--- Begin Information provided ---
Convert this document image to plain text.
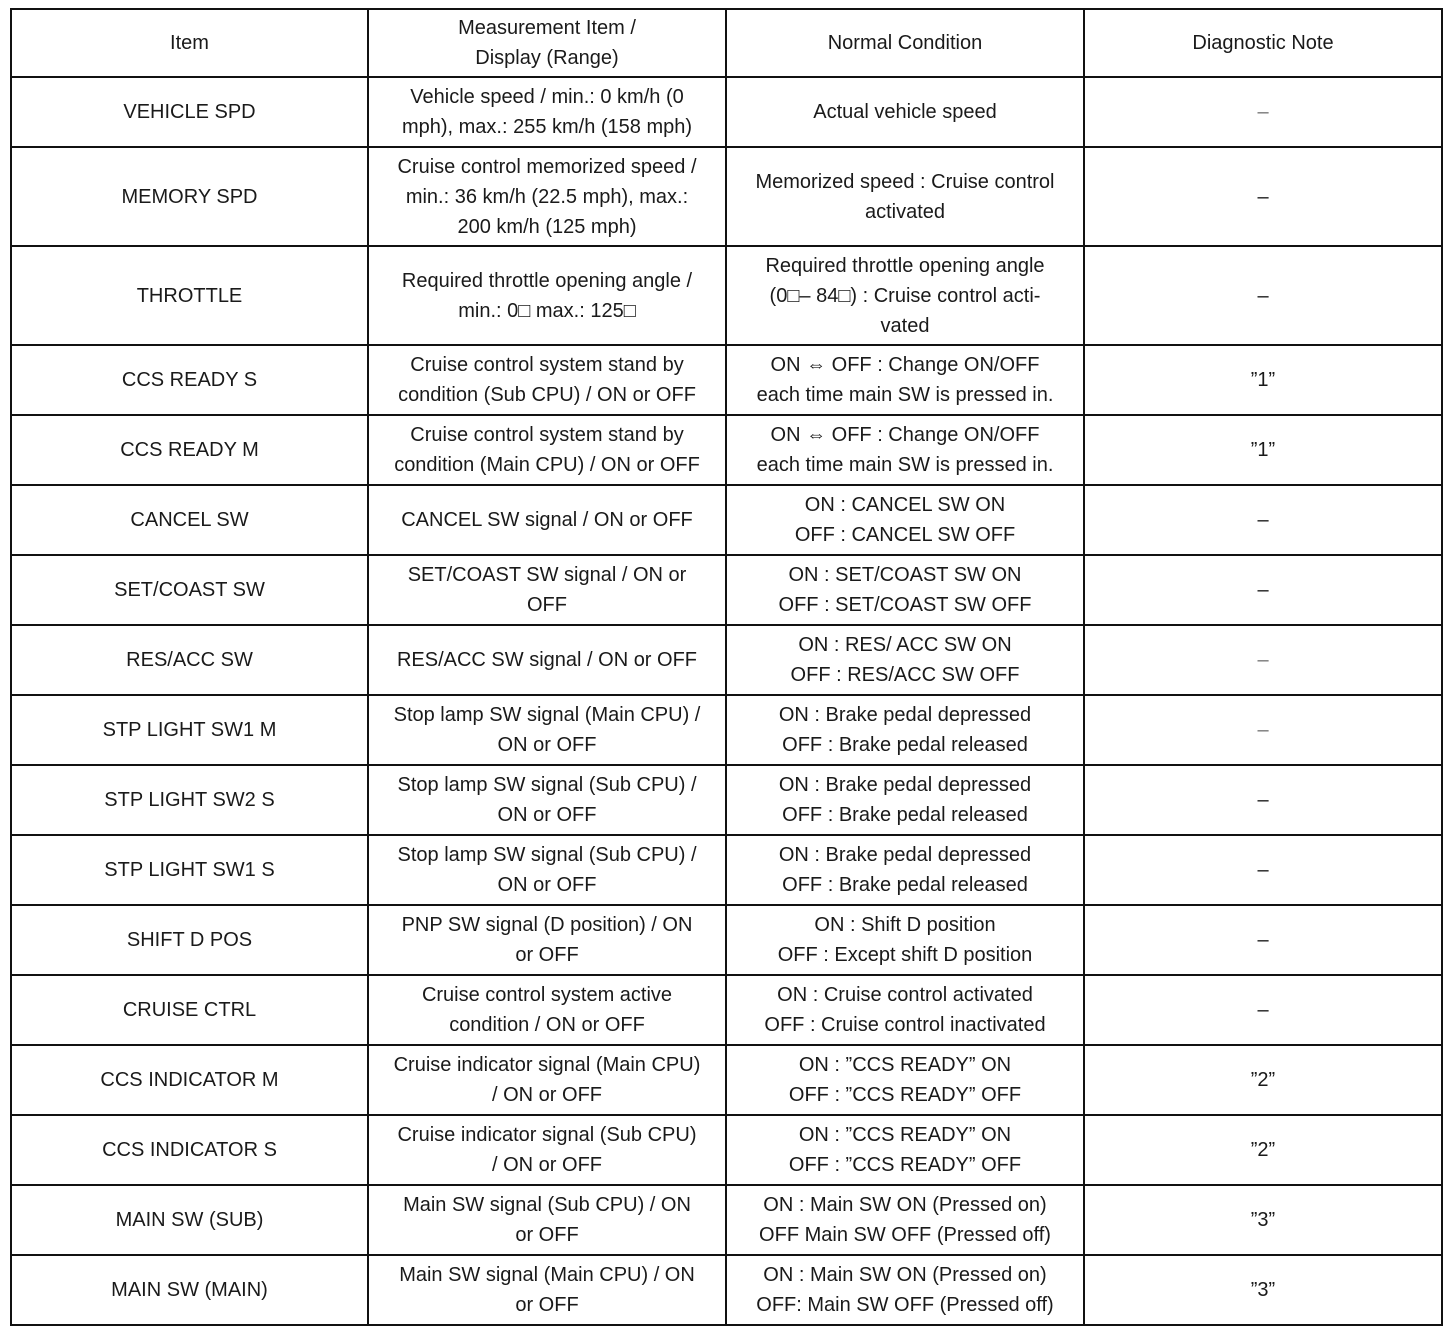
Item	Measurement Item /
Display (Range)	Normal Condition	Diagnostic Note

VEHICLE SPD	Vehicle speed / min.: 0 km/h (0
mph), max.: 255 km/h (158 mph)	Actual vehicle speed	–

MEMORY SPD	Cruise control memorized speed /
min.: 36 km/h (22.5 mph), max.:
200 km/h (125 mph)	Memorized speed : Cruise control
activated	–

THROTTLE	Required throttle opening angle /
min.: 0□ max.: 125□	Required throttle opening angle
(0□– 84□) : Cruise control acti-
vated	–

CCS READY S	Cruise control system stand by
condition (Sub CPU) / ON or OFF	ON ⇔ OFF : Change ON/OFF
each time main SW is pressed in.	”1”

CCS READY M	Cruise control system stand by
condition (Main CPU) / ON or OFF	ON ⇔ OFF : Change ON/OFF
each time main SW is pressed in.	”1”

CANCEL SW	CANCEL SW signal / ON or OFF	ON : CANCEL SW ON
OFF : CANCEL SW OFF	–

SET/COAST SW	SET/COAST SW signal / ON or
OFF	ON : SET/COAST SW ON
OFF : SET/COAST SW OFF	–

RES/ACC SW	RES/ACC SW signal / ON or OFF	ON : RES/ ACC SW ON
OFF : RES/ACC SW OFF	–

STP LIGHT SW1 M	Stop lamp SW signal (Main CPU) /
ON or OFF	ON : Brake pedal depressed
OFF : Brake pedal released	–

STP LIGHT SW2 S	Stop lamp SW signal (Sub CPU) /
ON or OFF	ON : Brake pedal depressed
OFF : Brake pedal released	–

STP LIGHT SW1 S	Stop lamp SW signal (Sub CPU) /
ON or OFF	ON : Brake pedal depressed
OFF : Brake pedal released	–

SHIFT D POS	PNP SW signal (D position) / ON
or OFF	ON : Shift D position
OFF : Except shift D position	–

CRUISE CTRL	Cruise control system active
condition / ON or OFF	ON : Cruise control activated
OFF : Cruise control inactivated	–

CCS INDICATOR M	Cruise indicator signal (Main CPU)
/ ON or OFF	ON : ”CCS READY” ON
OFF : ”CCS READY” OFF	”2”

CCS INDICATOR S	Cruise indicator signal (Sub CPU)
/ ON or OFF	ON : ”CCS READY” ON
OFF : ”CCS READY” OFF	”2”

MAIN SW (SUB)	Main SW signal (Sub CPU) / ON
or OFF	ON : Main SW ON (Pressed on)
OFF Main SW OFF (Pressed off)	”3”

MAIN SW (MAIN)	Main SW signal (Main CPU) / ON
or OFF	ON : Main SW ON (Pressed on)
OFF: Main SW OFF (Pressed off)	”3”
--- End Information provided ---
--- Begin Information provided ---
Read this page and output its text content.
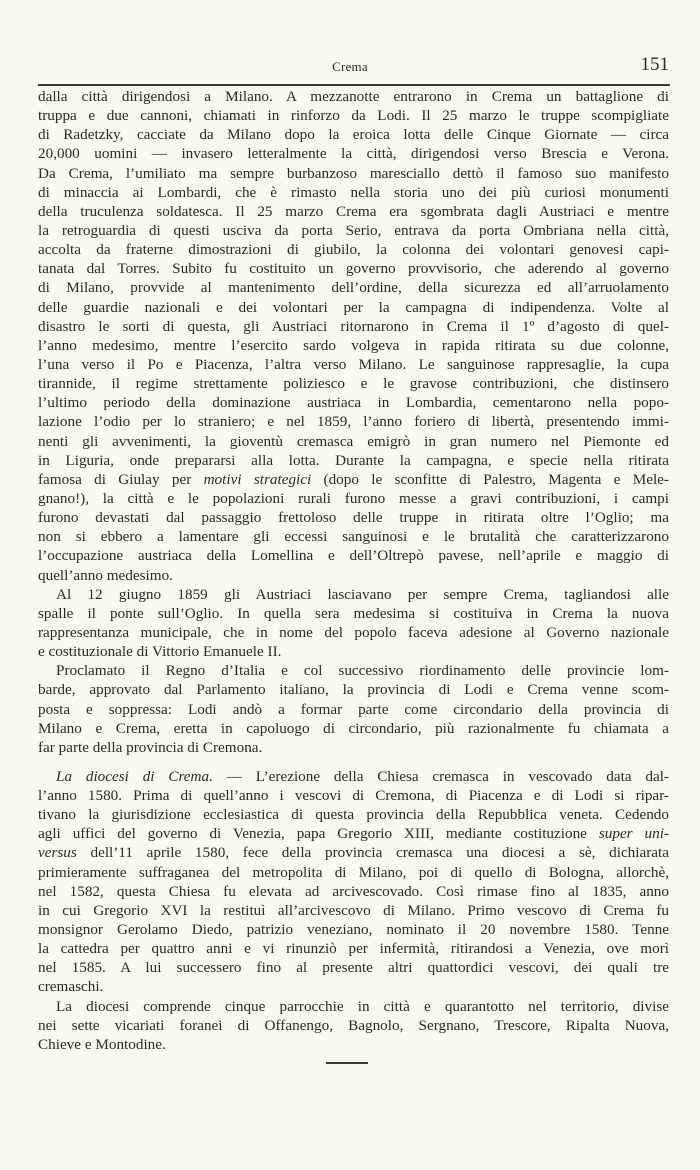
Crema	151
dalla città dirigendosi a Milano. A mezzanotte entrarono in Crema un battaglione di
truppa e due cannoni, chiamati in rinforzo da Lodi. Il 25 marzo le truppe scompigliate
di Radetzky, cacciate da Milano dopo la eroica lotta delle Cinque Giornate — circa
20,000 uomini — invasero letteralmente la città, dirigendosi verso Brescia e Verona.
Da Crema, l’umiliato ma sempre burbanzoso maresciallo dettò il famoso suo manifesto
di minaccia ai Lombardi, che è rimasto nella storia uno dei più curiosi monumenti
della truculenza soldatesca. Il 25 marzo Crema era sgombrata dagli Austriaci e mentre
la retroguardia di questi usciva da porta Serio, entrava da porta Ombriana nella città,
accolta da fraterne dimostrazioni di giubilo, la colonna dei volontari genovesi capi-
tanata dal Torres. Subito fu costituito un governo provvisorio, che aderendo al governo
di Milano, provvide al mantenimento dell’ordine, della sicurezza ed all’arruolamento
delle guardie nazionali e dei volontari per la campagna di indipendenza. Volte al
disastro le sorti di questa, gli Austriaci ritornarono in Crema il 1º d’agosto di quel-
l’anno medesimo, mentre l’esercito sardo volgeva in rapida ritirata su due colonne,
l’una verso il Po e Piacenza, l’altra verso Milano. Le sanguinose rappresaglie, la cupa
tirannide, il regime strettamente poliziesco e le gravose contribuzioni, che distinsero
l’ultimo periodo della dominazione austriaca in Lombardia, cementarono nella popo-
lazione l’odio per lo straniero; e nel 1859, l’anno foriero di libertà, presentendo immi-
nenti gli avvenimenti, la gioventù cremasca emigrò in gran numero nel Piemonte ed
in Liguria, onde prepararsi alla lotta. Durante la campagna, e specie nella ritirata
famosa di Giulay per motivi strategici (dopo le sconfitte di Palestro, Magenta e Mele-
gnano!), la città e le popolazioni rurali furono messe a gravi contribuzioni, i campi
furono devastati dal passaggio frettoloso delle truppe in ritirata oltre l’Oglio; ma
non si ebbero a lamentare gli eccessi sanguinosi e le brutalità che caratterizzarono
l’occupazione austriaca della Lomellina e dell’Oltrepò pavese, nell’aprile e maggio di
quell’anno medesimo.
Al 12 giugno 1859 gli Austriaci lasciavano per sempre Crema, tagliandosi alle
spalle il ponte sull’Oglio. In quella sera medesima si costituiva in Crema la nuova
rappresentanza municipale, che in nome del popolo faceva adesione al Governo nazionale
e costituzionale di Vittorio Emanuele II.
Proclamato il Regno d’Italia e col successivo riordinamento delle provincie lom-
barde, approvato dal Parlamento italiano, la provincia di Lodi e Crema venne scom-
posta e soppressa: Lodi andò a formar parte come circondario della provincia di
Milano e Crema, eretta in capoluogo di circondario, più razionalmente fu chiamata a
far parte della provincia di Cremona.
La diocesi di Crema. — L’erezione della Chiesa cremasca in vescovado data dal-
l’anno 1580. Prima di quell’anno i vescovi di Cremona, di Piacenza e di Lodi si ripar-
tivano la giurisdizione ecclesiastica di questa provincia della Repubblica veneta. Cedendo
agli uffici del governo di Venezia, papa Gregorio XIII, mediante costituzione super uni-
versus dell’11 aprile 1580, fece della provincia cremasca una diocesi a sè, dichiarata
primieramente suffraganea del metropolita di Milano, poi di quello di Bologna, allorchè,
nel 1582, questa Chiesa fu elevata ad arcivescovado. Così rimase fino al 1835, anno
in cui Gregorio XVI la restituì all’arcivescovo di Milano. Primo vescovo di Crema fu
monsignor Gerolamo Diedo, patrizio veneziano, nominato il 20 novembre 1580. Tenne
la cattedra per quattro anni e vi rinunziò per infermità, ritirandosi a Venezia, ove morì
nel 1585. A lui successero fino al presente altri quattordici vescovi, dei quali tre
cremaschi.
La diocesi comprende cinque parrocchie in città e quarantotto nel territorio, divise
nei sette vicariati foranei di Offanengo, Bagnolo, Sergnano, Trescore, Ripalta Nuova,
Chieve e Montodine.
--- End Information provided ---
Stated problem => Check each line of the entries for the string "truppe". Copy the lines that have it.

The result =>
truppa e due cannoni, chiamati in rinforzo da Lodi. Il 25 marzo le truppe scompigliate
furono devastati dal passaggio frettoloso delle truppe in ritirata oltre l’Oglio; ma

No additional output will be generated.